• **WHAT TO DO**
Copy out each line below that has the word "start" in it.

• **RECORD SET**
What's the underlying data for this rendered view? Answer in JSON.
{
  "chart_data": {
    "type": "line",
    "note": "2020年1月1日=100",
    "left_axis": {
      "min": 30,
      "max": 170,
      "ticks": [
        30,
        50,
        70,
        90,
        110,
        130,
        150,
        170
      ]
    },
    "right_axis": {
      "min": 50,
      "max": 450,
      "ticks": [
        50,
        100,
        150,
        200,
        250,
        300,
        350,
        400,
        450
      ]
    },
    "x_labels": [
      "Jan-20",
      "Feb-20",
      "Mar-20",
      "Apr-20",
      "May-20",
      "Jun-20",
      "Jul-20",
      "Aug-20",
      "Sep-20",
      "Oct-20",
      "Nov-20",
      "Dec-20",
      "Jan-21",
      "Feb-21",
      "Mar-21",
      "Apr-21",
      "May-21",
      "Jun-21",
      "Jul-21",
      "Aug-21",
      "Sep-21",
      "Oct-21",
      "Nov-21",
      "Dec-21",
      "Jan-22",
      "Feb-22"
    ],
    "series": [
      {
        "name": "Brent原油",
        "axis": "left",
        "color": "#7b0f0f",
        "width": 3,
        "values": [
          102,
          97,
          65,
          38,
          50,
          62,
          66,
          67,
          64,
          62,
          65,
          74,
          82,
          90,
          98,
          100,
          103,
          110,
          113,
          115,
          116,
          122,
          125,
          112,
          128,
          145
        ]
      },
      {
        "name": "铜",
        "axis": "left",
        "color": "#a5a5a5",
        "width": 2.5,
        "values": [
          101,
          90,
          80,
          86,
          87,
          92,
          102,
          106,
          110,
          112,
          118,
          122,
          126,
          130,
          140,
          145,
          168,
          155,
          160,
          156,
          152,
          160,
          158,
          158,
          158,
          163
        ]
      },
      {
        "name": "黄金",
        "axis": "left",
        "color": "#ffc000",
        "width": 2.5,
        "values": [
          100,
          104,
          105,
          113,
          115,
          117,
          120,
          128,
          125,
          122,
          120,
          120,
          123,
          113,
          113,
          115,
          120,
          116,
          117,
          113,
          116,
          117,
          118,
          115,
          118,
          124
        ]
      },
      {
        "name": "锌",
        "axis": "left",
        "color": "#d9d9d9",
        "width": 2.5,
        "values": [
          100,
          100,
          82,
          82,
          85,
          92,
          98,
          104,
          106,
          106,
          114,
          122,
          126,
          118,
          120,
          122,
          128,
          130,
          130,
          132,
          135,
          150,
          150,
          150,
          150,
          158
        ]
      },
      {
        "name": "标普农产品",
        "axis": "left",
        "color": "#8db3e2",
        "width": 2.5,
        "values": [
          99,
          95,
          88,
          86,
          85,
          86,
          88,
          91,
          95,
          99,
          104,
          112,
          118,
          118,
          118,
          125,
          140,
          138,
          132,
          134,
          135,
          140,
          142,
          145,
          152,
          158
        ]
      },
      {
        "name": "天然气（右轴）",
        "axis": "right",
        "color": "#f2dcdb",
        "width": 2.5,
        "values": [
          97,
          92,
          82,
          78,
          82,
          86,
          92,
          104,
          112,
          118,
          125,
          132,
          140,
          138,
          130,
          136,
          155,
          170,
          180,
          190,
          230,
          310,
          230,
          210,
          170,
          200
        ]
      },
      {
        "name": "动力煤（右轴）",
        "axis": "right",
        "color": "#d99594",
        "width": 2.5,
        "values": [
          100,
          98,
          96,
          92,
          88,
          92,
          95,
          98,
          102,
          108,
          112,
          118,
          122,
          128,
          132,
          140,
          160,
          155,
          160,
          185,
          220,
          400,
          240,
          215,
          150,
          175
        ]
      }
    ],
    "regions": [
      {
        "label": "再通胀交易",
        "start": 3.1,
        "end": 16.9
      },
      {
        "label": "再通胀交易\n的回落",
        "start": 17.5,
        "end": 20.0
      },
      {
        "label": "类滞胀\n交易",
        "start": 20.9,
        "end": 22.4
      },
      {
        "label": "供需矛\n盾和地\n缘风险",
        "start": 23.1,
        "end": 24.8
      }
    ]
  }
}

• **TASK ANSWER**
        "start": 3.1,
        "start": 17.5,
        "start": 20.9,
        "start": 23.1,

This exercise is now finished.